-- Exercise aim --
Transcribe word for word the lines spanning the line with "Transcribe this image's" through the end of the records.

### Excerpted records ###

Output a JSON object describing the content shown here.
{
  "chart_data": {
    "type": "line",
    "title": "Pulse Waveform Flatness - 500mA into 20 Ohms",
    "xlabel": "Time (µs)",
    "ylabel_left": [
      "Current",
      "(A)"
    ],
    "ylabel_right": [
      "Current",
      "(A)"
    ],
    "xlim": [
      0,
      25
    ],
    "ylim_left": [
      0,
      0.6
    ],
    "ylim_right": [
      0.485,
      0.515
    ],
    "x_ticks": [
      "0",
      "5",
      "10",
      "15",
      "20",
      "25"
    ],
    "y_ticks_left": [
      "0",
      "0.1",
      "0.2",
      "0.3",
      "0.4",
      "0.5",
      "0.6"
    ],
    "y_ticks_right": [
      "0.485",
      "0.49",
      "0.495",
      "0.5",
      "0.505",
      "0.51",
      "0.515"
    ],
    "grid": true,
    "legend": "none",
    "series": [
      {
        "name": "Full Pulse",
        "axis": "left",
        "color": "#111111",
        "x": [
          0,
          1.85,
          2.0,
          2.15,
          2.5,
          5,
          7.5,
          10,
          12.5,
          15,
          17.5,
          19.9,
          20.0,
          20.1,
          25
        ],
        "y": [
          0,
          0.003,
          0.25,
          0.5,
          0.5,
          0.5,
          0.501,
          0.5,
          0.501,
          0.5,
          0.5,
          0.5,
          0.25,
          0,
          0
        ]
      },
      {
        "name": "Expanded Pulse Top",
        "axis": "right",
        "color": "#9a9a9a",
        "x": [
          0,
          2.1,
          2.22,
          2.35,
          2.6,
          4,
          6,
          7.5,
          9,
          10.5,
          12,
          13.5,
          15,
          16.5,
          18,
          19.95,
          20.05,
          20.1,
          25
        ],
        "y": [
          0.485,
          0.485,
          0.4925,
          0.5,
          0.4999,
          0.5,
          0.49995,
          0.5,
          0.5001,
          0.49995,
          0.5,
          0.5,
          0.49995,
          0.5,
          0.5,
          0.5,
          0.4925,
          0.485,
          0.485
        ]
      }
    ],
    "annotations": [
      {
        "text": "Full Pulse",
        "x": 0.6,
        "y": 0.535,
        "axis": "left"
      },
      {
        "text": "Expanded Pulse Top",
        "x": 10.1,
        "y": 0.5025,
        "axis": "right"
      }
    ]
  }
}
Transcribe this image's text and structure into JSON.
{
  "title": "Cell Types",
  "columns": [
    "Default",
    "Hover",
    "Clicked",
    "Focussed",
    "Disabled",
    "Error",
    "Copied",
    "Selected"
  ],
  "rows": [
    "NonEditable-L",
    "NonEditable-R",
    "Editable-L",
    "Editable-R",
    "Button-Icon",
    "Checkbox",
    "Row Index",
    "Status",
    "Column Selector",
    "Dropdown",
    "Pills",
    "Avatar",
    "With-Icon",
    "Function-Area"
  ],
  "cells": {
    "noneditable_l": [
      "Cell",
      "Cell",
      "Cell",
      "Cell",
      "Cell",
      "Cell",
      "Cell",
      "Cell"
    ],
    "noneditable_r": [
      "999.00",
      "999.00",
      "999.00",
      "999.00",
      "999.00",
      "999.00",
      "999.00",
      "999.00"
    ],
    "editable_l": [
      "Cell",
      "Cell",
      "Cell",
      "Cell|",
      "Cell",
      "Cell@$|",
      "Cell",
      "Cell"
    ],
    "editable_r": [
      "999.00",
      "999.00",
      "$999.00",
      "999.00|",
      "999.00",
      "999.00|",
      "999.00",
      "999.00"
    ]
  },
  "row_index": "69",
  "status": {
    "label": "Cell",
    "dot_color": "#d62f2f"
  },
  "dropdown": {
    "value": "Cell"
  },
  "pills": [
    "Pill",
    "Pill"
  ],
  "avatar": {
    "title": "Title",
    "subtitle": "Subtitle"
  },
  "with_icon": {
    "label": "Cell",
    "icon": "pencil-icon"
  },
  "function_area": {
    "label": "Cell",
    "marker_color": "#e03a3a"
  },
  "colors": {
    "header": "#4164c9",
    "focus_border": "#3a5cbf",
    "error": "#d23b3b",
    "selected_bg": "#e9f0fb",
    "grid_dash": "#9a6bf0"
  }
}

###

-- Response to the task --
Transcribe this image's text and structure into JSON.
{
  "title": "Cell Types",
  "columns": [
    "Default",
    "Hover",
    "Clicked",
    "Focussed",
    "Disabled",
    "Error",
    "Copied",
    "Selected"
  ],
  "rows": [
    "NonEditable-L",
    "NonEditable-R",
    "Editable-L",
    "Editable-R",
    "Button-Icon",
    "Checkbox",
    "Row Index",
    "Status",
    "Column Selector",
    "Dropdown",
    "Pills",
    "Avatar",
    "With-Icon",
    "Function-Area"
  ],
  "cells": {
    "noneditable_l": [
      "Cell",
      "Cell",
      "Cell",
      "Cell",
      "Cell",
      "Cell",
      "Cell",
      "Cell"
    ],
    "noneditable_r": [
      "999.00",
      "999.00",
      "999.00",
      "999.00",
      "999.00",
      "999.00",
      "999.00",
      "999.00"
    ],
    "editable_l": [
      "Cell",
      "Cell",
      "Cell",
      "Cell|",
      "Cell",
      "Cell@$|",
      "Cell",
      "Cell"
    ],
    "editable_r": [
      "999.00",
      "999.00",
      "$999.00",
      "999.00|",
      "999.00",
      "999.00|",
      "999.00",
      "999.00"
    ]
  },
  "row_index": "69",
  "status": {
    "label": "Cell",
    "dot_color": "#d62f2f"
  },
  "dropdown": {
    "value": "Cell"
  },
  "pills": [
    "Pill",
    "Pill"
  ],
  "avatar": {
    "title": "Title",
    "subtitle": "Subtitle"
  },
  "with_icon": {
    "label": "Cell",
    "icon": "pencil-icon"
  },
  "function_area": {
    "label": "Cell",
    "marker_color": "#e03a3a"
  },
  "colors": {
    "header": "#4164c9",
    "focus_border": "#3a5cbf",
    "error": "#d23b3b",
    "selected_bg": "#e9f0fb",
    "grid_dash": "#9a6bf0"
  }
}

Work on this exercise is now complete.